-- Start SOURCE RECORDS --
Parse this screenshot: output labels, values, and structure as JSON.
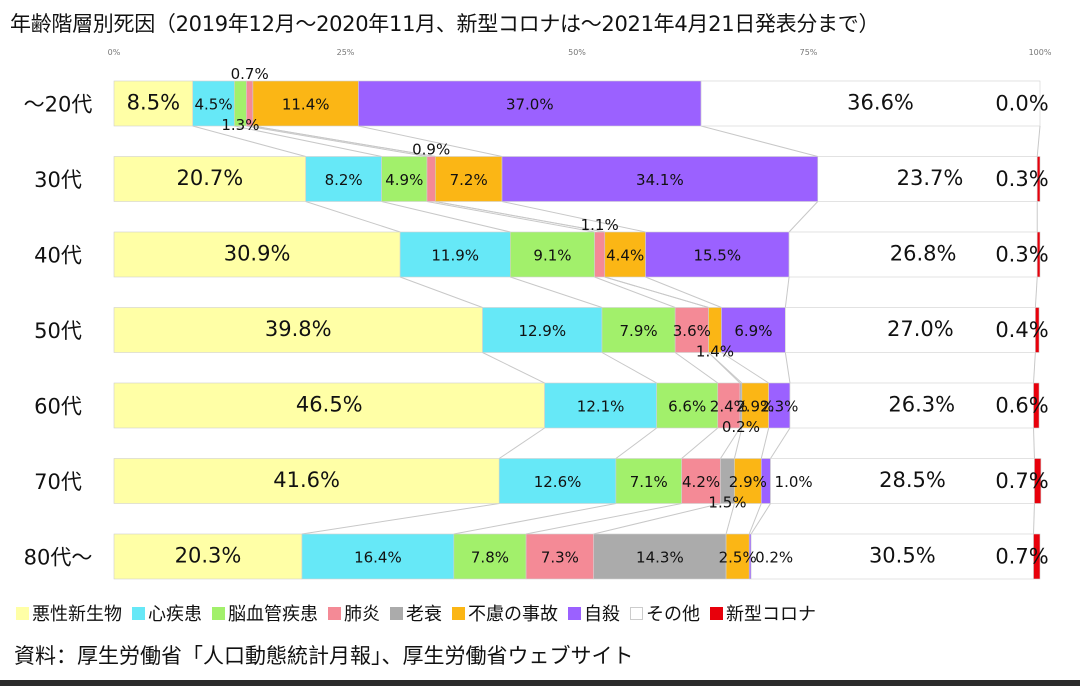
{
  "title": "年齢階層別死因（2019年12月～2020年11月、新型コロナは～2021年4月21日発表分まで）",
  "source": "資料：厚生労働省「人口動態統計月報」、厚生労働省ウェブサイト",
  "chart_data": {
    "type": "bar",
    "orientation": "horizontal",
    "stacked": "percent",
    "unit": "%",
    "xlim": [
      0,
      100
    ],
    "x_tick_labels": [
      "0%",
      "25%",
      "50%",
      "75%",
      "100%"
    ],
    "categories": [
      "～20代",
      "30代",
      "40代",
      "50代",
      "60代",
      "70代",
      "80代～"
    ],
    "series": [
      {
        "name": "悪性新生物",
        "color": "#FFFFA6",
        "values": [
          8.5,
          20.7,
          30.9,
          39.8,
          46.5,
          41.6,
          20.3
        ]
      },
      {
        "name": "心疾患",
        "color": "#66E8F7",
        "values": [
          4.5,
          8.2,
          11.9,
          12.9,
          12.1,
          12.6,
          16.4
        ]
      },
      {
        "name": "脳血管疾患",
        "color": "#A2F06B",
        "values": [
          1.3,
          4.9,
          9.1,
          7.9,
          6.6,
          7.1,
          7.8
        ]
      },
      {
        "name": "肺炎",
        "color": "#F48A96",
        "values": [
          0.7,
          0.9,
          1.1,
          3.6,
          2.4,
          4.2,
          7.3
        ]
      },
      {
        "name": "老衰",
        "color": "#ABABAB",
        "values": [
          0.0,
          0.0,
          0.0,
          0.0,
          0.2,
          1.5,
          14.3
        ]
      },
      {
        "name": "不慮の事故",
        "color": "#FBB615",
        "values": [
          11.4,
          7.2,
          4.4,
          1.4,
          2.9,
          2.9,
          2.5
        ]
      },
      {
        "name": "自殺",
        "color": "#9B61FF",
        "values": [
          37.0,
          34.1,
          15.5,
          6.9,
          2.3,
          1.0,
          0.2
        ]
      },
      {
        "name": "その他",
        "color": "#FFFFFF",
        "values": [
          36.6,
          23.7,
          26.8,
          27.0,
          26.3,
          28.5,
          30.5
        ]
      },
      {
        "name": "新型コロナ",
        "color": "#E8000B",
        "values": [
          0.0,
          0.3,
          0.3,
          0.4,
          0.6,
          0.7,
          0.7
        ]
      }
    ],
    "data_labels": [
      [
        "8.5%",
        "4.5%",
        "1.3%",
        "0.7%",
        "",
        "11.4%",
        "37.0%",
        "36.6%",
        "0.0%"
      ],
      [
        "20.7%",
        "8.2%",
        "4.9%",
        "0.9%",
        "",
        "7.2%",
        "34.1%",
        "23.7%",
        "0.3%"
      ],
      [
        "30.9%",
        "11.9%",
        "9.1%",
        "1.1%",
        "",
        "4.4%",
        "15.5%",
        "26.8%",
        "0.3%"
      ],
      [
        "39.8%",
        "12.9%",
        "7.9%",
        "3.6%",
        "",
        "1.4%",
        "6.9%",
        "27.0%",
        "0.4%"
      ],
      [
        "46.5%",
        "12.1%",
        "6.6%",
        "2.4%",
        "0.2%",
        "2.9%",
        "2.3%",
        "26.3%",
        "0.6%"
      ],
      [
        "41.6%",
        "12.6%",
        "7.1%",
        "4.2%",
        "1.5%",
        "2.9%",
        "1.0%",
        "28.5%",
        "0.7%"
      ],
      [
        "20.3%",
        "16.4%",
        "7.8%",
        "7.3%",
        "14.3%",
        "2.5%",
        "0.2%",
        "30.5%",
        "0.7%"
      ]
    ],
    "series_lines": true,
    "grid": false,
    "legend_position": "bottom"
  }
}
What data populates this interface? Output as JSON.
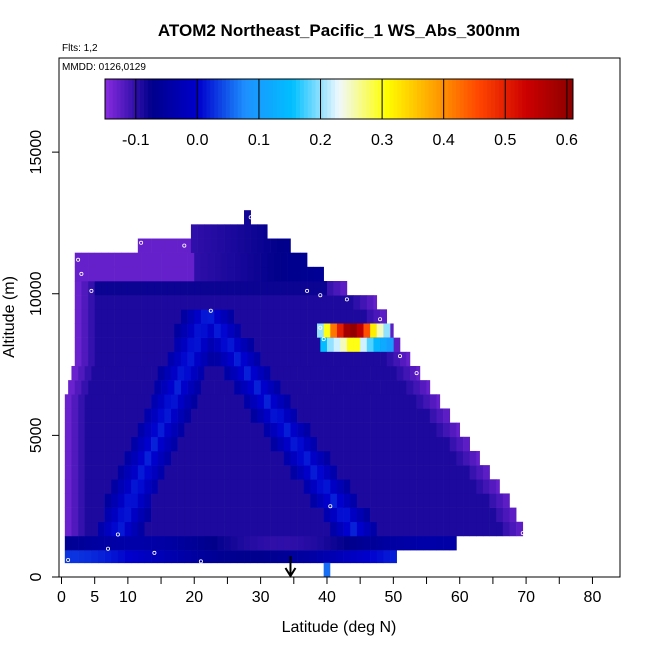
-- End SOURCE RECORDS --
* WHAT IS REQUIRED *
Find each line holding "JSON". Copy it out.

* RESPONSE BELOW *
Parse this screenshot: output labels, values, and structure as JSON.
What data populates this interface? Output as JSON.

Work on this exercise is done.